Given task
Transcribe the records that follow in their entirety, omitting any pictures.

Listed entries
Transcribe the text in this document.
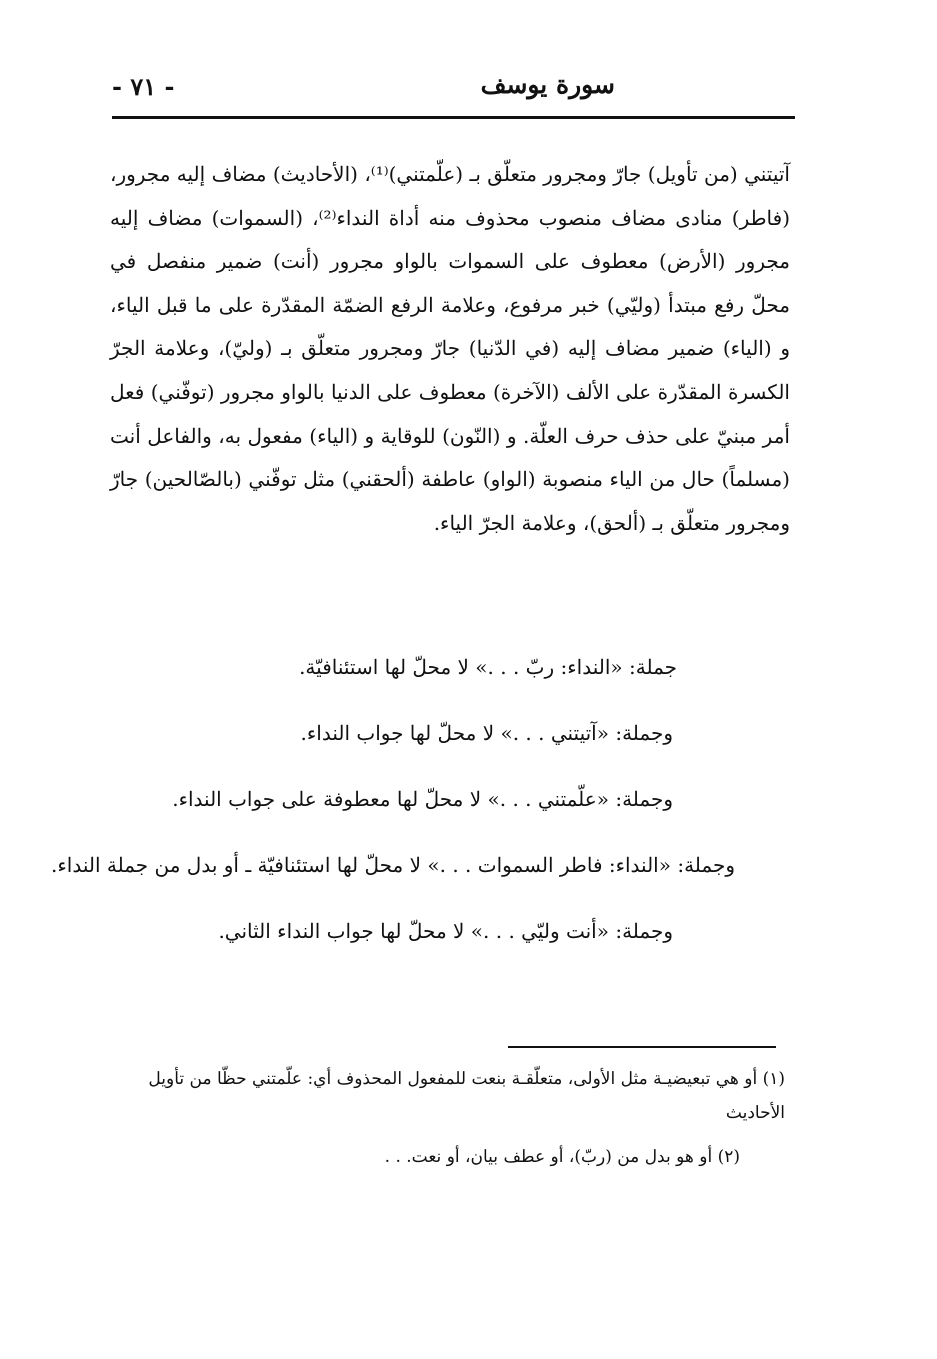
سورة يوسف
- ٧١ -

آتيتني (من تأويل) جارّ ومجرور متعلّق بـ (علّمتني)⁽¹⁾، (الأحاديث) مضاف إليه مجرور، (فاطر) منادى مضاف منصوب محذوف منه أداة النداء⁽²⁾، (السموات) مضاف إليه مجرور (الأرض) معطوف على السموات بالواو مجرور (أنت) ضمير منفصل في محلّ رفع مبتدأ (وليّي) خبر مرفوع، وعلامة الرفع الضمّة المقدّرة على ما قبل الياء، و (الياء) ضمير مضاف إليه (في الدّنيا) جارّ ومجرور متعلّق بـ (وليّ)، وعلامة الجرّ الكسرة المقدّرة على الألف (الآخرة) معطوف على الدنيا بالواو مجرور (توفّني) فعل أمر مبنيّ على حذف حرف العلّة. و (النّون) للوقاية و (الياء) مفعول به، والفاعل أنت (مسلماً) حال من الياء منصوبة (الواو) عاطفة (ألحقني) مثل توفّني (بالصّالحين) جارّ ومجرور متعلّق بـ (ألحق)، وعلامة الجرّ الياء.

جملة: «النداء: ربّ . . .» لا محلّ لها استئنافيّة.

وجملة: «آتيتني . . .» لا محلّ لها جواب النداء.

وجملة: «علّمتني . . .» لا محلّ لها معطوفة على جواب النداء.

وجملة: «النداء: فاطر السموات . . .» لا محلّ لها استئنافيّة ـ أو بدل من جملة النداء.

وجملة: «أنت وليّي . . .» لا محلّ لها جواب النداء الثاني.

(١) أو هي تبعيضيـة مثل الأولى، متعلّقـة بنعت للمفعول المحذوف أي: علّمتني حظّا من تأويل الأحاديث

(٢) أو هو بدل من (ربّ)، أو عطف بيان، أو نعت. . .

Exercise result
Transcribe the text in this document.
سورة يوسف
- ٧١ -

آتيتني (من تأويل) جارّ ومجرور متعلّق بـ (علّمتني)⁽¹⁾، (الأحاديث) مضاف إليه مجرور، (فاطر) منادى مضاف منصوب محذوف منه أداة النداء⁽²⁾، (السموات) مضاف إليه مجرور (الأرض) معطوف على السموات بالواو مجرور (أنت) ضمير منفصل في محلّ رفع مبتدأ (وليّي) خبر مرفوع، وعلامة الرفع الضمّة المقدّرة على ما قبل الياء، و (الياء) ضمير مضاف إليه (في الدّنيا) جارّ ومجرور متعلّق بـ (وليّ)، وعلامة الجرّ الكسرة المقدّرة على الألف (الآخرة) معطوف على الدنيا بالواو مجرور (توفّني) فعل أمر مبنيّ على حذف حرف العلّة. و (النّون) للوقاية و (الياء) مفعول به، والفاعل أنت (مسلماً) حال من الياء منصوبة (الواو) عاطفة (ألحقني) مثل توفّني (بالصّالحين) جارّ ومجرور متعلّق بـ (ألحق)، وعلامة الجرّ الياء.

جملة: «النداء: ربّ . . .» لا محلّ لها استئنافيّة.

وجملة: «آتيتني . . .» لا محلّ لها جواب النداء.

وجملة: «علّمتني . . .» لا محلّ لها معطوفة على جواب النداء.

وجملة: «النداء: فاطر السموات . . .» لا محلّ لها استئنافيّة ـ أو بدل من جملة النداء.

وجملة: «أنت وليّي . . .» لا محلّ لها جواب النداء الثاني.

(١) أو هي تبعيضيـة مثل الأولى، متعلّقـة بنعت للمفعول المحذوف أي: علّمتني حظّا من تأويل الأحاديث

(٢) أو هو بدل من (ربّ)، أو عطف بيان، أو نعت. . .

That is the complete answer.